Collection entries:
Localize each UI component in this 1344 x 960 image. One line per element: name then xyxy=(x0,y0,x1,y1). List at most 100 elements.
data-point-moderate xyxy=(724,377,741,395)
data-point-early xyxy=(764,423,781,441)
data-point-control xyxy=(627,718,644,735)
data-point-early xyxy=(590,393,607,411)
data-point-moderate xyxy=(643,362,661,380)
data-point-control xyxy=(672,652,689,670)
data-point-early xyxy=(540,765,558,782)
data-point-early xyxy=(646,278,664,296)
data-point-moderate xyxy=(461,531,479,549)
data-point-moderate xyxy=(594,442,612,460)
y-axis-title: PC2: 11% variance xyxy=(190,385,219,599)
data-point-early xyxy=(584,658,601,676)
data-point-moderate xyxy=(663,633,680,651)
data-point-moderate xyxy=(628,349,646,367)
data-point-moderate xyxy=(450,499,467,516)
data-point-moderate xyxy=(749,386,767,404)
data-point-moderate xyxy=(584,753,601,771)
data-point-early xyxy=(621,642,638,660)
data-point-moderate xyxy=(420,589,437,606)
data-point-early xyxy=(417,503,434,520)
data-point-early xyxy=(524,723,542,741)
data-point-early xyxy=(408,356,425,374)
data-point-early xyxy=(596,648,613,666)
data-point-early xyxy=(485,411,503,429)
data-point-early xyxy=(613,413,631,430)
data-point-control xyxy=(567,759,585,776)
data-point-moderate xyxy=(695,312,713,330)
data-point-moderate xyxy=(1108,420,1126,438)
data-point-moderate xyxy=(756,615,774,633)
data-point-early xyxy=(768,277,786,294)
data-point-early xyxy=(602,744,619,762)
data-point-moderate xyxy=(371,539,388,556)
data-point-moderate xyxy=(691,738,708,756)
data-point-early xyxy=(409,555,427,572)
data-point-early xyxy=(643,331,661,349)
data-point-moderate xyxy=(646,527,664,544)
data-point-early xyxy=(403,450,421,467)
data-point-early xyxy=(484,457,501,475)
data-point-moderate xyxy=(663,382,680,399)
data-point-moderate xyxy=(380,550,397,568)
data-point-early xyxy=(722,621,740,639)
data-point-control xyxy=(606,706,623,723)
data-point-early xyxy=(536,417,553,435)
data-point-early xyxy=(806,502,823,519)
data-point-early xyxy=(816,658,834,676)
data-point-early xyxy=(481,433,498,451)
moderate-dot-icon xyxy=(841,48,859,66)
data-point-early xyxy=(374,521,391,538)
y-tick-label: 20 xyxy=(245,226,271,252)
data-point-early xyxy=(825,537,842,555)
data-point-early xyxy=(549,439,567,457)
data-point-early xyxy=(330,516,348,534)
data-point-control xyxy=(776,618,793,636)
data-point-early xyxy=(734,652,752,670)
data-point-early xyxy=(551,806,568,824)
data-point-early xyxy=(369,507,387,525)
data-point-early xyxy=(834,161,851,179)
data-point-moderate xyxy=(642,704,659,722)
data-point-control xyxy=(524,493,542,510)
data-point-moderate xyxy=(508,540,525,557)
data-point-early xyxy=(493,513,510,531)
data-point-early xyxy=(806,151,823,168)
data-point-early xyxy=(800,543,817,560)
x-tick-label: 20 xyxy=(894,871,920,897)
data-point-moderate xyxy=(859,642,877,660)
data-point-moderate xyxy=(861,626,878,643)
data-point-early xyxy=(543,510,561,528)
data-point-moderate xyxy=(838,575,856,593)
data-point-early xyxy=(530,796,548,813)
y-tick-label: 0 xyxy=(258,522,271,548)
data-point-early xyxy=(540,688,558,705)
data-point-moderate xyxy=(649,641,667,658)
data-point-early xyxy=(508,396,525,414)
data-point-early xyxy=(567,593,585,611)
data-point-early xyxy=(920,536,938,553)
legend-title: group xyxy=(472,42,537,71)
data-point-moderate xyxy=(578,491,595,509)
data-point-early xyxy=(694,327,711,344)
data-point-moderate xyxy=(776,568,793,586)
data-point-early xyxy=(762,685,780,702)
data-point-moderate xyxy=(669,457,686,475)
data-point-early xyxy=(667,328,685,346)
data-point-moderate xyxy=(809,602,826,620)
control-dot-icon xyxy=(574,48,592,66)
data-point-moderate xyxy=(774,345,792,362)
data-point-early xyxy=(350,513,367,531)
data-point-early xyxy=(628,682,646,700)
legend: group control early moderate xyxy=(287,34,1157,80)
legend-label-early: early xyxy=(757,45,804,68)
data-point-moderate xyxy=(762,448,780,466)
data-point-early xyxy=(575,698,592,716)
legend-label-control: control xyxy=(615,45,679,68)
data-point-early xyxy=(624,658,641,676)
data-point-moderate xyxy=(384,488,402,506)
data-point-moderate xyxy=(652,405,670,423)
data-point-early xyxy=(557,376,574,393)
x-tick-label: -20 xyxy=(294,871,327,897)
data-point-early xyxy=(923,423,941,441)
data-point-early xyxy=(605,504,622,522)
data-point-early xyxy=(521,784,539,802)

Given exercise
Update the rows above so that every "data-point-control" reads "data-point-reference", and leave everything else unchanged.

Task solution
Localize each UI component in this 1344 x 960 image. One line per element: name then xyxy=(x0,y0,x1,y1). List at most 100 elements.
data-point-moderate xyxy=(724,377,741,395)
data-point-early xyxy=(764,423,781,441)
data-point-reference xyxy=(627,718,644,735)
data-point-early xyxy=(590,393,607,411)
data-point-moderate xyxy=(643,362,661,380)
data-point-reference xyxy=(672,652,689,670)
data-point-early xyxy=(540,765,558,782)
data-point-early xyxy=(646,278,664,296)
data-point-moderate xyxy=(461,531,479,549)
data-point-moderate xyxy=(594,442,612,460)
y-axis-title: PC2: 11% variance xyxy=(190,385,219,599)
data-point-early xyxy=(584,658,601,676)
data-point-moderate xyxy=(663,633,680,651)
data-point-moderate xyxy=(628,349,646,367)
data-point-moderate xyxy=(450,499,467,516)
data-point-moderate xyxy=(749,386,767,404)
data-point-moderate xyxy=(584,753,601,771)
data-point-early xyxy=(621,642,638,660)
data-point-moderate xyxy=(420,589,437,606)
data-point-early xyxy=(417,503,434,520)
data-point-early xyxy=(524,723,542,741)
data-point-early xyxy=(408,356,425,374)
data-point-early xyxy=(596,648,613,666)
data-point-early xyxy=(485,411,503,429)
data-point-early xyxy=(613,413,631,430)
data-point-reference xyxy=(567,759,585,776)
data-point-moderate xyxy=(695,312,713,330)
data-point-moderate xyxy=(1108,420,1126,438)
data-point-moderate xyxy=(756,615,774,633)
data-point-early xyxy=(768,277,786,294)
data-point-early xyxy=(602,744,619,762)
data-point-moderate xyxy=(371,539,388,556)
data-point-moderate xyxy=(691,738,708,756)
data-point-early xyxy=(409,555,427,572)
data-point-early xyxy=(643,331,661,349)
data-point-moderate xyxy=(646,527,664,544)
data-point-early xyxy=(403,450,421,467)
data-point-early xyxy=(484,457,501,475)
data-point-moderate xyxy=(663,382,680,399)
data-point-moderate xyxy=(380,550,397,568)
data-point-early xyxy=(722,621,740,639)
data-point-reference xyxy=(606,706,623,723)
data-point-early xyxy=(536,417,553,435)
data-point-early xyxy=(806,502,823,519)
data-point-early xyxy=(816,658,834,676)
data-point-early xyxy=(481,433,498,451)
moderate-dot-icon xyxy=(841,48,859,66)
data-point-early xyxy=(374,521,391,538)
y-tick-label: 20 xyxy=(245,226,271,252)
data-point-early xyxy=(825,537,842,555)
data-point-early xyxy=(549,439,567,457)
data-point-early xyxy=(330,516,348,534)
data-point-reference xyxy=(776,618,793,636)
data-point-early xyxy=(734,652,752,670)
data-point-early xyxy=(551,806,568,824)
data-point-early xyxy=(369,507,387,525)
data-point-early xyxy=(834,161,851,179)
data-point-moderate xyxy=(642,704,659,722)
data-point-reference xyxy=(524,493,542,510)
data-point-moderate xyxy=(508,540,525,557)
data-point-early xyxy=(493,513,510,531)
data-point-early xyxy=(806,151,823,168)
data-point-early xyxy=(800,543,817,560)
x-tick-label: 20 xyxy=(894,871,920,897)
data-point-moderate xyxy=(859,642,877,660)
data-point-moderate xyxy=(861,626,878,643)
data-point-early xyxy=(543,510,561,528)
data-point-moderate xyxy=(838,575,856,593)
data-point-early xyxy=(530,796,548,813)
y-tick-label: 0 xyxy=(258,522,271,548)
data-point-early xyxy=(540,688,558,705)
data-point-moderate xyxy=(649,641,667,658)
data-point-early xyxy=(508,396,525,414)
data-point-early xyxy=(567,593,585,611)
data-point-early xyxy=(920,536,938,553)
legend-title: group xyxy=(472,42,537,71)
data-point-moderate xyxy=(578,491,595,509)
data-point-early xyxy=(694,327,711,344)
data-point-moderate xyxy=(776,568,793,586)
data-point-early xyxy=(762,685,780,702)
data-point-moderate xyxy=(669,457,686,475)
data-point-early xyxy=(667,328,685,346)
data-point-moderate xyxy=(809,602,826,620)
control-dot-icon xyxy=(574,48,592,66)
data-point-moderate xyxy=(774,345,792,362)
data-point-early xyxy=(350,513,367,531)
data-point-early xyxy=(628,682,646,700)
legend: group control early moderate xyxy=(287,34,1157,80)
legend-label-early: early xyxy=(757,45,804,68)
data-point-moderate xyxy=(762,448,780,466)
data-point-early xyxy=(575,698,592,716)
legend-label-control: control xyxy=(615,45,679,68)
data-point-early xyxy=(624,658,641,676)
data-point-moderate xyxy=(384,488,402,506)
data-point-moderate xyxy=(652,405,670,423)
data-point-early xyxy=(557,376,574,393)
x-tick-label: -20 xyxy=(294,871,327,897)
data-point-early xyxy=(923,423,941,441)
data-point-early xyxy=(605,504,622,522)
data-point-early xyxy=(521,784,539,802)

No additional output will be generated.